**Aim:** Without further comment, state how many lines in the listing below contain the word "this".

-- START OF Records shown --

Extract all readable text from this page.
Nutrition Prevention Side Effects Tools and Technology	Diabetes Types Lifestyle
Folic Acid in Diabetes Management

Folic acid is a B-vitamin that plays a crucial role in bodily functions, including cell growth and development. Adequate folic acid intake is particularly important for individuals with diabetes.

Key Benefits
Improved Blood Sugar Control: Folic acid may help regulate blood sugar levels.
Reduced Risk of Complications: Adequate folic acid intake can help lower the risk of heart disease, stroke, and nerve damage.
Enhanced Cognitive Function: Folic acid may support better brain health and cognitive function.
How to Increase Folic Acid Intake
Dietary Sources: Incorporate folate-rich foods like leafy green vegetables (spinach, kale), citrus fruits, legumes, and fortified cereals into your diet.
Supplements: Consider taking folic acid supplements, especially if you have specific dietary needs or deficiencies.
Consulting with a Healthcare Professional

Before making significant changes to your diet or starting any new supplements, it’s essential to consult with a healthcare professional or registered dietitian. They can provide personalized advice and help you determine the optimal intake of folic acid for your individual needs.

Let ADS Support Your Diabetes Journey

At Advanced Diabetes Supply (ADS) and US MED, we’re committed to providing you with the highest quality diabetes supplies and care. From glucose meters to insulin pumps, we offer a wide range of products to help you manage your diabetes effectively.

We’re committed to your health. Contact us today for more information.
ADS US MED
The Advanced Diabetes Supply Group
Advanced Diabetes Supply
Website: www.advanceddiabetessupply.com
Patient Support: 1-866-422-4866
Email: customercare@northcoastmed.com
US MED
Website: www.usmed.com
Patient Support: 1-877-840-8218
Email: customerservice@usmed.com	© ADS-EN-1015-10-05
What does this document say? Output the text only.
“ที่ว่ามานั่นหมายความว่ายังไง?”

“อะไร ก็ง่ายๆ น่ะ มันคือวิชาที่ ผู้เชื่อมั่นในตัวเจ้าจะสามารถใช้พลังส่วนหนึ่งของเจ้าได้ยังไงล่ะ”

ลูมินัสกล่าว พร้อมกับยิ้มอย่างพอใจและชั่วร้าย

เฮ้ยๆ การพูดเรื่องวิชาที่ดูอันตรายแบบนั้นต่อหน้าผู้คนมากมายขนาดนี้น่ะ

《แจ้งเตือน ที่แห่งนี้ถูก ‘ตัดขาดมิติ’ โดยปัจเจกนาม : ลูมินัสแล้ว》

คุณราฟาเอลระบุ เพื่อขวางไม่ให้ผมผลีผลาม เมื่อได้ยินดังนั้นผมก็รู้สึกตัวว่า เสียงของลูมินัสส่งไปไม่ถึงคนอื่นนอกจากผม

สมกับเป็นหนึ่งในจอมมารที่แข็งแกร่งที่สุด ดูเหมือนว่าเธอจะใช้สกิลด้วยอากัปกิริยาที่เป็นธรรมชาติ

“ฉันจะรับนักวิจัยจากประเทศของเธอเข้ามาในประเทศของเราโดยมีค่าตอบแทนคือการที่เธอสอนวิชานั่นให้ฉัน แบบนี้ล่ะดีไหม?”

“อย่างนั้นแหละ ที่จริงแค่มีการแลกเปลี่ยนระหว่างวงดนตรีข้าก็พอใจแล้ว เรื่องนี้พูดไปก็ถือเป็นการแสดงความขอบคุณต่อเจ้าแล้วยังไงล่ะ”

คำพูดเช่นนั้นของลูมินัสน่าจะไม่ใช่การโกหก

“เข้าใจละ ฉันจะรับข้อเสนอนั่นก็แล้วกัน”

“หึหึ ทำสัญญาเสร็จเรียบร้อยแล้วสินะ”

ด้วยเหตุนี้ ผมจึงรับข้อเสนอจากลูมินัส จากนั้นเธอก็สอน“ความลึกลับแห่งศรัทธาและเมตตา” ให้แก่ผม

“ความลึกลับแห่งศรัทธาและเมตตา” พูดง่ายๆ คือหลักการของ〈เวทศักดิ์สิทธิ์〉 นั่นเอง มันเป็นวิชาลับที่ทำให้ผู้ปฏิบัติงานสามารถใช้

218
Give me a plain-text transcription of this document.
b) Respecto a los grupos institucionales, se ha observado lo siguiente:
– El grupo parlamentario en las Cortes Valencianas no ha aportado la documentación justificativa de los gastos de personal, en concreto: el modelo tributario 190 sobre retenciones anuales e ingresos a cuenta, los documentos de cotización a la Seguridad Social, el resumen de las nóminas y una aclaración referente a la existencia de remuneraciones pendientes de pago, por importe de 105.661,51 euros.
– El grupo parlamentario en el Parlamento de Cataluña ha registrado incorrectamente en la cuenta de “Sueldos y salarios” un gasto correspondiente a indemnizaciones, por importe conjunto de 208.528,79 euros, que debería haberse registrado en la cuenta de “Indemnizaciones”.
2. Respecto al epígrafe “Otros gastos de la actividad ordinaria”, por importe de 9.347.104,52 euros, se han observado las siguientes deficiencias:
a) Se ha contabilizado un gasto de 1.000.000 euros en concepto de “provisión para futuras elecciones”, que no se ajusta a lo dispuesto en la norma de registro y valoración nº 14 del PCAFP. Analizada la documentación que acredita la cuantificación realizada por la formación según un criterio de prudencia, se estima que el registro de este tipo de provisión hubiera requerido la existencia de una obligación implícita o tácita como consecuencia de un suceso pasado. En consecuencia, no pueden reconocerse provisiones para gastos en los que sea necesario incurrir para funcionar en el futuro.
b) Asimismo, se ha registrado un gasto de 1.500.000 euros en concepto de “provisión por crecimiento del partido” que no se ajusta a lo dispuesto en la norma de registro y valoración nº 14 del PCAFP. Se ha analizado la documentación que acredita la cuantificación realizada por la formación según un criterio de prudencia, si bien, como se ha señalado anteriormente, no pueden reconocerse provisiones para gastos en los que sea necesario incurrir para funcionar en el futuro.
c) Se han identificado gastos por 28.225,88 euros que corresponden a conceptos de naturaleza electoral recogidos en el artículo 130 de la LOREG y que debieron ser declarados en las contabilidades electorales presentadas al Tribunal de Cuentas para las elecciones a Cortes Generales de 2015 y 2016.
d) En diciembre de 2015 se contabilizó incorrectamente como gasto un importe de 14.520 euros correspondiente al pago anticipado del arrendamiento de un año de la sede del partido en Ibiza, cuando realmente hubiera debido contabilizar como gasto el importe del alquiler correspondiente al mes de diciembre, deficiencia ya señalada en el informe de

-- END OF Records shown --

**Written solution:** 3